**WHAT IS REQUIRED**.
Among the records below, find the lines with the word "coronavirus" and copy them.

*** Opening INFORMATION SHOWN ***

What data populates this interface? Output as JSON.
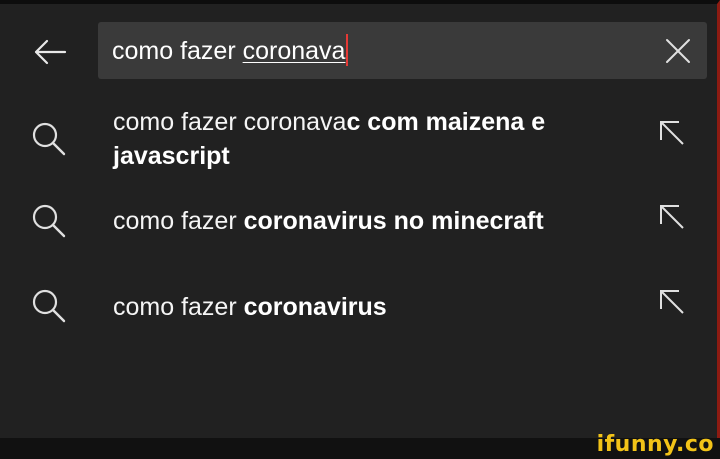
{
  "search": {
    "prefix": "como fazer ",
    "typed": "coronava",
    "back_icon": "arrow-left-icon",
    "clear_icon": "close-icon"
  },
  "suggestions": [
    {
      "plain": "como fazer coronava",
      "bold": "c com maizena e javascript",
      "icon": "search-icon",
      "fill_icon": "arrow-up-left-icon"
    },
    {
      "plain": "como fazer ",
      "bold": "coronavirus no minecraft",
      "icon": "search-icon",
      "fill_icon": "arrow-up-left-icon"
    },
    {
      "plain": "como fazer ",
      "bold": "coronavirus",
      "icon": "search-icon",
      "fill_icon": "arrow-up-left-icon"
    }
  ],
  "watermark": {
    "text": "ifunny.co"
  },
  "colors": {
    "background": "#212121",
    "search_box": "#3a3a3a",
    "text": "#ffffff",
    "caret": "#e53935",
    "watermark": "#f2c318"
  }
}
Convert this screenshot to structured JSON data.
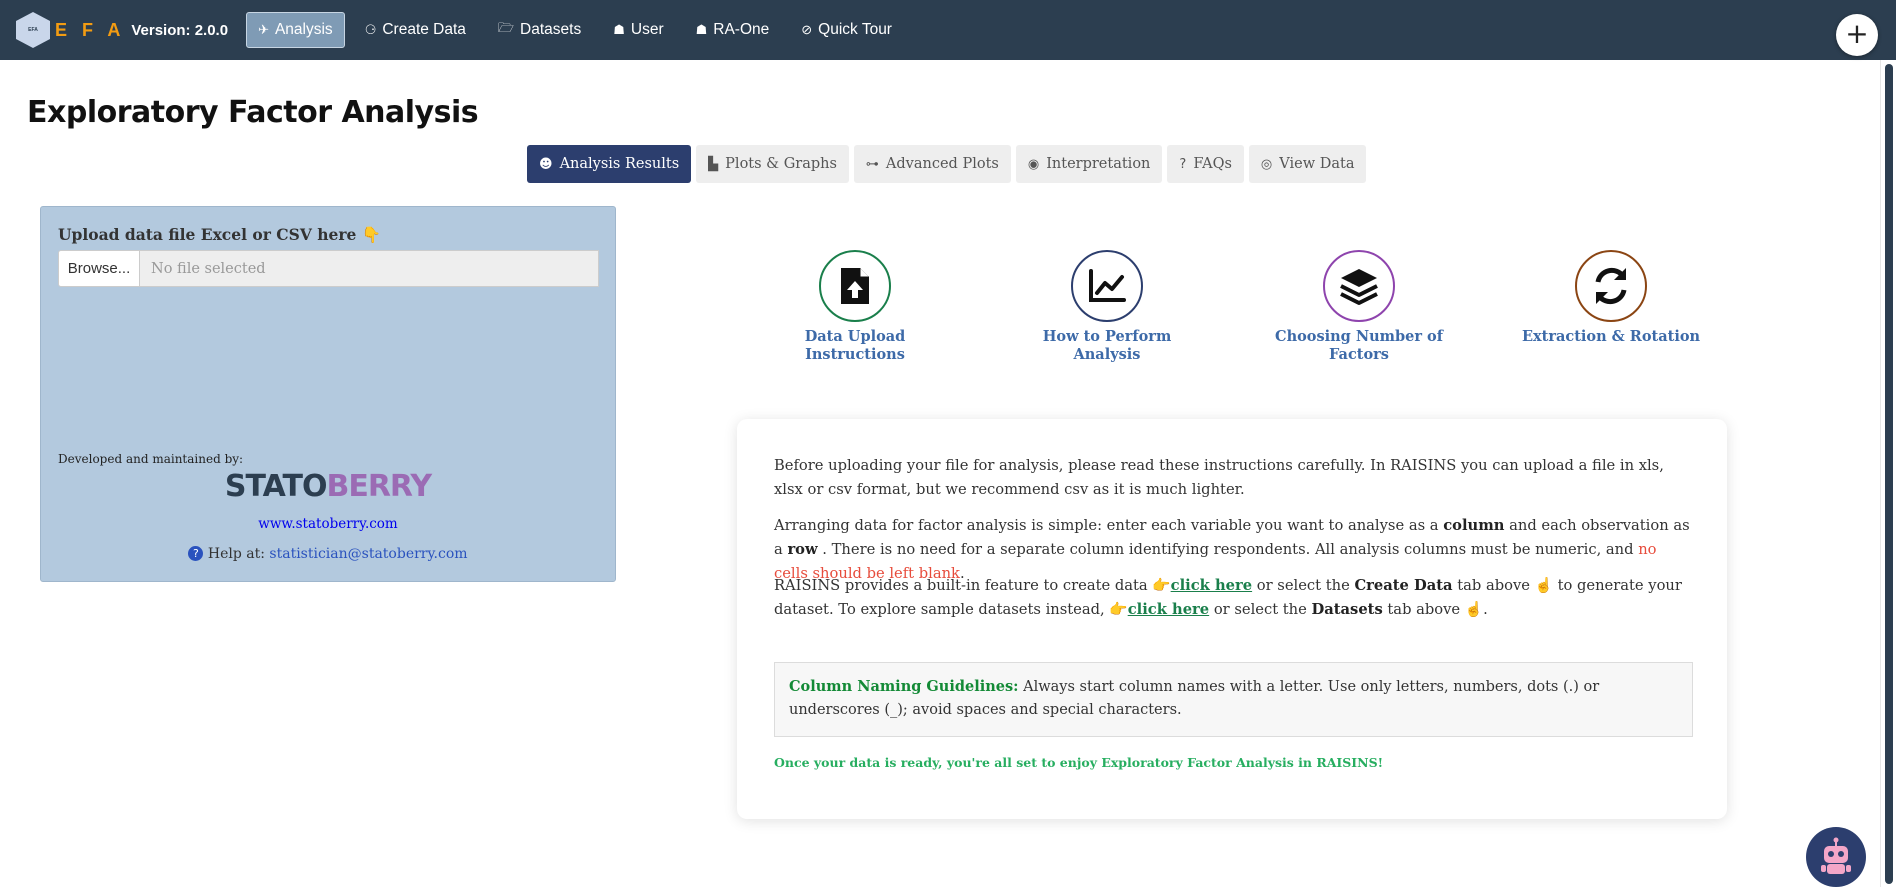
{
  "navbar": {
    "brand": "E F A",
    "version": "Version: 2.0.0",
    "items": [
      {
        "label": "Analysis",
        "icon": "paper-plane-icon",
        "glyph": "✈",
        "active": true
      },
      {
        "label": "Create Data",
        "icon": "binoculars-icon",
        "glyph": "⚆",
        "active": false
      },
      {
        "label": "Datasets",
        "icon": "folder-open-icon",
        "glyph": "🗁",
        "active": false
      },
      {
        "label": "User",
        "icon": "user-icon",
        "glyph": "☗",
        "active": false
      },
      {
        "label": "RA-One",
        "icon": "robot-icon",
        "glyph": "☗",
        "active": false
      },
      {
        "label": "Quick Tour",
        "icon": "compass-icon",
        "glyph": "⊘",
        "active": false
      }
    ],
    "plus_label": "+",
    "bg_color": "#2c3e50",
    "brand_color": "#f39c12"
  },
  "page_title": "Exploratory Factor Analysis",
  "tabs": [
    {
      "label": "Analysis Results",
      "icon": "theater-masks-icon",
      "glyph": "☻",
      "active": true
    },
    {
      "label": "Plots & Graphs",
      "icon": "chart-bar-icon",
      "glyph": "▙",
      "active": false
    },
    {
      "label": "Advanced Plots",
      "icon": "project-diagram-icon",
      "glyph": "⊶",
      "active": false
    },
    {
      "label": "Interpretation",
      "icon": "compass-icon",
      "glyph": "◉",
      "active": false
    },
    {
      "label": "FAQs",
      "icon": "question-icon",
      "glyph": "?",
      "active": false
    },
    {
      "label": "View Data",
      "icon": "eye-icon",
      "glyph": "◎",
      "active": false
    }
  ],
  "sidebar": {
    "upload_label": "Upload data file Excel or CSV here 👇",
    "browse_label": "Browse...",
    "file_placeholder": "No file selected",
    "developed_label": "Developed and maintained by:",
    "logo_text_a": "STATO",
    "logo_text_b": "BERRY",
    "website": "www.statoberry.com",
    "help_label": "Help at:",
    "help_email": "statistician@statoberry.com",
    "bg_color": "#b3c9de"
  },
  "info_cards": [
    {
      "title": "Data Upload Instructions",
      "icon": "file-upload-icon",
      "color": "#1a7f4b"
    },
    {
      "title": "How to Perform Analysis",
      "icon": "line-chart-icon",
      "color": "#2c3e6e"
    },
    {
      "title": "Choosing Number of Factors",
      "icon": "layers-icon",
      "color": "#8e44ad"
    },
    {
      "title": "Extraction & Rotation",
      "icon": "sync-icon",
      "color": "#8b4513"
    }
  ],
  "content": {
    "para1": "Before uploading your file for analysis, please read these instructions carefully. In RAISINS you can upload a file in xls, xlsx or csv format, but we recommend csv as it is much lighter.",
    "para2_a": "Arranging data for factor analysis is simple: enter each variable you want to analyse as a",
    "para2_column": "column",
    "para2_b": "and each observation as a",
    "para2_row": "row",
    "para2_c": ". There is no need for a separate column identifying respondents. All analysis columns must be numeric, and",
    "para2_red": "no cells should be left blank",
    "para2_d": ".",
    "para3_a": "RAISINS provides a built-in feature to create data",
    "para3_link1": "click here",
    "para3_b": "or select the",
    "para3_create": "Create Data",
    "para3_c": "tab above",
    "para3_d": "to generate your dataset. To explore sample datasets instead,",
    "para3_link2": "click here",
    "para3_e": "or select the",
    "para3_datasets": "Datasets",
    "para3_f": "tab above",
    "para3_g": ".",
    "guidelines_title": "Column Naming Guidelines:",
    "guidelines_text": "Always start column names with a letter. Use only letters, numbers, dots (.) or underscores (_); avoid spaces and special characters.",
    "ready_text": "Once your data is ready, you're all set to enjoy Exploratory Factor Analysis in RAISINS!"
  }
}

*** Closing INFORMATION SHOWN ***

**EXERCISE OUTPUT**.
      "bold": "coronavirus no minecraft",
      "bold": "coronavirus",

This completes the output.